**Stored items from a collection**
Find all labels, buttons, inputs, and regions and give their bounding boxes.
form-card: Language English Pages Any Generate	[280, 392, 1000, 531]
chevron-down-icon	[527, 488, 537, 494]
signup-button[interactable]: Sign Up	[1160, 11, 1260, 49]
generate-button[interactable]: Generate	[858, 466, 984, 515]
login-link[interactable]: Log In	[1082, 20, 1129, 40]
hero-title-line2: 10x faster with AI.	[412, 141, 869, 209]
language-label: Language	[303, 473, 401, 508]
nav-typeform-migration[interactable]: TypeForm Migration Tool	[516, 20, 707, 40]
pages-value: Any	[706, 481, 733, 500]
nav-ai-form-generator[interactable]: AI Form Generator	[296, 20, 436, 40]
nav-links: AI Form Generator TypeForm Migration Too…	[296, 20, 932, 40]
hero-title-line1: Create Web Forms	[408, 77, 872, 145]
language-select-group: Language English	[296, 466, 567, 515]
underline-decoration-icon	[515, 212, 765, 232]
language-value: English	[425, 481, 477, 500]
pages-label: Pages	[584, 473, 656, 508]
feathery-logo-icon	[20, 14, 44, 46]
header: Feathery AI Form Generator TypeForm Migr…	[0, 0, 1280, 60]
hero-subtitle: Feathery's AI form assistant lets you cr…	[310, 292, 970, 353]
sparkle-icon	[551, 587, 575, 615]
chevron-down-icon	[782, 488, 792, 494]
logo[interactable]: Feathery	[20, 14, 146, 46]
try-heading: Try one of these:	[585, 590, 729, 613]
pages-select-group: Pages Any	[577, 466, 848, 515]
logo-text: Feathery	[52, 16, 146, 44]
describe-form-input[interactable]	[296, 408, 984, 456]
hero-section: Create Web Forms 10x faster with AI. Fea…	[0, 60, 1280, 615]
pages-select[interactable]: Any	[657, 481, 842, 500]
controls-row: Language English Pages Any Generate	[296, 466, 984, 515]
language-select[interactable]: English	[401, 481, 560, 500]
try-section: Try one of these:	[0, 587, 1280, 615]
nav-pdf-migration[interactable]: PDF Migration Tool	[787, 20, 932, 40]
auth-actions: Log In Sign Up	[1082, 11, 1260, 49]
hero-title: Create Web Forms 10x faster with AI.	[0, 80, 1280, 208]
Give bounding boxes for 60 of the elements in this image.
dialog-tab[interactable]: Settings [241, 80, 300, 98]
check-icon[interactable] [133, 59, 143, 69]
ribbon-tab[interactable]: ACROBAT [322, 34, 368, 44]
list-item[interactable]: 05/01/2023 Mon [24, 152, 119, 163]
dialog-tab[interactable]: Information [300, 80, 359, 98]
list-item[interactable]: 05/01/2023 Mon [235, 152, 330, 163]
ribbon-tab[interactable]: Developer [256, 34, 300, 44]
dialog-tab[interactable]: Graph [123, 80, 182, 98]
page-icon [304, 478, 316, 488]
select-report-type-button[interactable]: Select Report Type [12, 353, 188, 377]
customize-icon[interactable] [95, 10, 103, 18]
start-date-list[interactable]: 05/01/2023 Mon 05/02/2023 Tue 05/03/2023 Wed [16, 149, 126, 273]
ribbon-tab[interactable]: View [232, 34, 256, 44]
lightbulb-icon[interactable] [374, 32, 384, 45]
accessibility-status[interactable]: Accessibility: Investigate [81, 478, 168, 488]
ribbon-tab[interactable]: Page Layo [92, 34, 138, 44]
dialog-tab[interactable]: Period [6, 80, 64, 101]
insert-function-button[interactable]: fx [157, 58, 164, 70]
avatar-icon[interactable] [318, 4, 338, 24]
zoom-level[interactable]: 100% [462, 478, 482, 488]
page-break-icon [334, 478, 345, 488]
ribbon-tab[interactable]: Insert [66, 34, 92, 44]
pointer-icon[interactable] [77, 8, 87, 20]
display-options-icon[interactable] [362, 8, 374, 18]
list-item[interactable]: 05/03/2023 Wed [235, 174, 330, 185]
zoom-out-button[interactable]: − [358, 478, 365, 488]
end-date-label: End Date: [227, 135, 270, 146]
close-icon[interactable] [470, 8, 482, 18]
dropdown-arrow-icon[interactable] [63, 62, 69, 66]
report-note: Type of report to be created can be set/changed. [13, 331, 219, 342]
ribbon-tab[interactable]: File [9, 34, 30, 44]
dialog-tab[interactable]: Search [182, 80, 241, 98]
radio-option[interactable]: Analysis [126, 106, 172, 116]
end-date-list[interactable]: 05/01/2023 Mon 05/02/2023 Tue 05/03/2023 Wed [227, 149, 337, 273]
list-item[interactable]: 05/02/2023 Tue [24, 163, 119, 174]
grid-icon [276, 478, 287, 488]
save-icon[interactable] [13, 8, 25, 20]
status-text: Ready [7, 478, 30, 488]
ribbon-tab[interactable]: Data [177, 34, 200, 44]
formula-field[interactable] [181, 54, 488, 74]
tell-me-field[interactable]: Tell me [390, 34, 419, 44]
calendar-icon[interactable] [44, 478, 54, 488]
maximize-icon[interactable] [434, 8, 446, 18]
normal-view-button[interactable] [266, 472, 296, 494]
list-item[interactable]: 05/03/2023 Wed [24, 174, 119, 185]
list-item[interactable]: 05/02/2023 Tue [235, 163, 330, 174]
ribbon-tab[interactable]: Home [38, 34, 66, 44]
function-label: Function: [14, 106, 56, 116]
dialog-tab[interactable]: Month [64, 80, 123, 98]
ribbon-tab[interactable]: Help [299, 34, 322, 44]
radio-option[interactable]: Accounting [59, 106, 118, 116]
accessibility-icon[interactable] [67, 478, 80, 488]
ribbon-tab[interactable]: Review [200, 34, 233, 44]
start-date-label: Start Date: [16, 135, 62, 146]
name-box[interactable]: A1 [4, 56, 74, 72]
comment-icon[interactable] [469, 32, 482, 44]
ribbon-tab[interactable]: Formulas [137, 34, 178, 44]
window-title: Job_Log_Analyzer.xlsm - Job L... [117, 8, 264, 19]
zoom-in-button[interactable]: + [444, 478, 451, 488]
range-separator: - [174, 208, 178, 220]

**Written exercise**
Copy out all of the rows above word for word, changing nothing.

**Full output**
Find all labels, buttons, inputs, and regions and give their bounding boxes.
form-card: Language English Pages Any Generate	[280, 392, 1000, 531]
chevron-down-icon	[527, 488, 537, 494]
signup-button[interactable]: Sign Up	[1160, 11, 1260, 49]
generate-button[interactable]: Generate	[858, 466, 984, 515]
login-link[interactable]: Log In	[1082, 20, 1129, 40]
hero-title-line2: 10x faster with AI.	[412, 141, 869, 209]
language-label: Language	[303, 473, 401, 508]
nav-typeform-migration[interactable]: TypeForm Migration Tool	[516, 20, 707, 40]
pages-value: Any	[706, 481, 733, 500]
nav-ai-form-generator[interactable]: AI Form Generator	[296, 20, 436, 40]
nav-links: AI Form Generator TypeForm Migration Too…	[296, 20, 932, 40]
hero-title-line1: Create Web Forms	[408, 77, 872, 145]
language-select-group: Language English	[296, 466, 567, 515]
underline-decoration-icon	[515, 212, 765, 232]
language-value: English	[425, 481, 477, 500]
pages-label: Pages	[584, 473, 656, 508]
feathery-logo-icon	[20, 14, 44, 46]
header: Feathery AI Form Generator TypeForm Migr…	[0, 0, 1280, 60]
hero-subtitle: Feathery's AI form assistant lets you cr…	[310, 292, 970, 353]
sparkle-icon	[551, 587, 575, 615]
chevron-down-icon	[782, 488, 792, 494]
logo[interactable]: Feathery	[20, 14, 146, 46]
try-heading: Try one of these:	[585, 590, 729, 613]
pages-select-group: Pages Any	[577, 466, 848, 515]
logo-text: Feathery	[52, 16, 146, 44]
describe-form-input[interactable]	[296, 408, 984, 456]
hero-section: Create Web Forms 10x faster with AI. Fea…	[0, 60, 1280, 615]
pages-select[interactable]: Any	[657, 481, 842, 500]
controls-row: Language English Pages Any Generate	[296, 466, 984, 515]
language-select[interactable]: English	[401, 481, 560, 500]
try-section: Try one of these:	[0, 587, 1280, 615]
nav-pdf-migration[interactable]: PDF Migration Tool	[787, 20, 932, 40]
auth-actions: Log In Sign Up	[1082, 11, 1260, 49]
hero-title: Create Web Forms 10x faster with AI.	[0, 80, 1280, 208]
Give bounding boxes for 60 of the elements in this image.
dialog-tab[interactable]: Settings [241, 80, 300, 98]
check-icon[interactable] [133, 59, 143, 69]
ribbon-tab[interactable]: ACROBAT [322, 34, 368, 44]
list-item[interactable]: 05/01/2023 Mon [24, 152, 119, 163]
dialog-tab[interactable]: Information [300, 80, 359, 98]
list-item[interactable]: 05/01/2023 Mon [235, 152, 330, 163]
ribbon-tab[interactable]: Developer [256, 34, 300, 44]
dialog-tab[interactable]: Graph [123, 80, 182, 98]
page-icon [304, 478, 316, 488]
select-report-type-button[interactable]: Select Report Type [12, 353, 188, 377]
customize-icon[interactable] [95, 10, 103, 18]
start-date-list[interactable]: 05/01/2023 Mon 05/02/2023 Tue 05/03/2023 Wed [16, 149, 126, 273]
ribbon-tab[interactable]: View [232, 34, 256, 44]
lightbulb-icon[interactable] [374, 32, 384, 45]
accessibility-status[interactable]: Accessibility: Investigate [81, 478, 168, 488]
ribbon-tab[interactable]: Page Layo [92, 34, 138, 44]
dialog-tab[interactable]: Period [6, 80, 64, 101]
insert-function-button[interactable]: fx [157, 58, 164, 70]
avatar-icon[interactable] [318, 4, 338, 24]
zoom-level[interactable]: 100% [462, 478, 482, 488]
page-break-icon [334, 478, 345, 488]
ribbon-tab[interactable]: Insert [66, 34, 92, 44]
pointer-icon[interactable] [77, 8, 87, 20]
display-options-icon[interactable] [362, 8, 374, 18]
list-item[interactable]: 05/03/2023 Wed [235, 174, 330, 185]
zoom-out-button[interactable]: − [358, 478, 365, 488]
end-date-label: End Date: [227, 135, 270, 146]
close-icon[interactable] [470, 8, 482, 18]
dropdown-arrow-icon[interactable] [63, 62, 69, 66]
report-note: Type of report to be created can be set/changed. [13, 331, 219, 342]
ribbon-tab[interactable]: File [9, 34, 30, 44]
dialog-tab[interactable]: Search [182, 80, 241, 98]
radio-option[interactable]: Analysis [126, 106, 172, 116]
end-date-list[interactable]: 05/01/2023 Mon 05/02/2023 Tue 05/03/2023 Wed [227, 149, 337, 273]
list-item[interactable]: 05/02/2023 Tue [24, 163, 119, 174]
grid-icon [276, 478, 287, 488]
save-icon[interactable] [13, 8, 25, 20]
status-text: Ready [7, 478, 30, 488]
ribbon-tab[interactable]: Data [177, 34, 200, 44]
formula-field[interactable] [181, 54, 488, 74]
tell-me-field[interactable]: Tell me [390, 34, 419, 44]
calendar-icon[interactable] [44, 478, 54, 488]
maximize-icon[interactable] [434, 8, 446, 18]
normal-view-button[interactable] [266, 472, 296, 494]
list-item[interactable]: 05/03/2023 Wed [24, 174, 119, 185]
list-item[interactable]: 05/02/2023 Tue [235, 163, 330, 174]
ribbon-tab[interactable]: Home [38, 34, 66, 44]
function-label: Function: [14, 106, 56, 116]
dialog-tab[interactable]: Month [64, 80, 123, 98]
ribbon-tab[interactable]: Help [299, 34, 322, 44]
radio-option[interactable]: Accounting [59, 106, 118, 116]
accessibility-icon[interactable] [67, 478, 80, 488]
ribbon-tab[interactable]: Review [200, 34, 233, 44]
start-date-label: Start Date: [16, 135, 62, 146]
name-box[interactable]: A1 [4, 56, 74, 72]
comment-icon[interactable] [469, 32, 482, 44]
ribbon-tab[interactable]: Formulas [137, 34, 178, 44]
window-title: Job_Log_Analyzer.xlsm - Job L... [117, 8, 264, 19]
zoom-in-button[interactable]: + [444, 478, 451, 488]
range-separator: - [174, 208, 178, 220]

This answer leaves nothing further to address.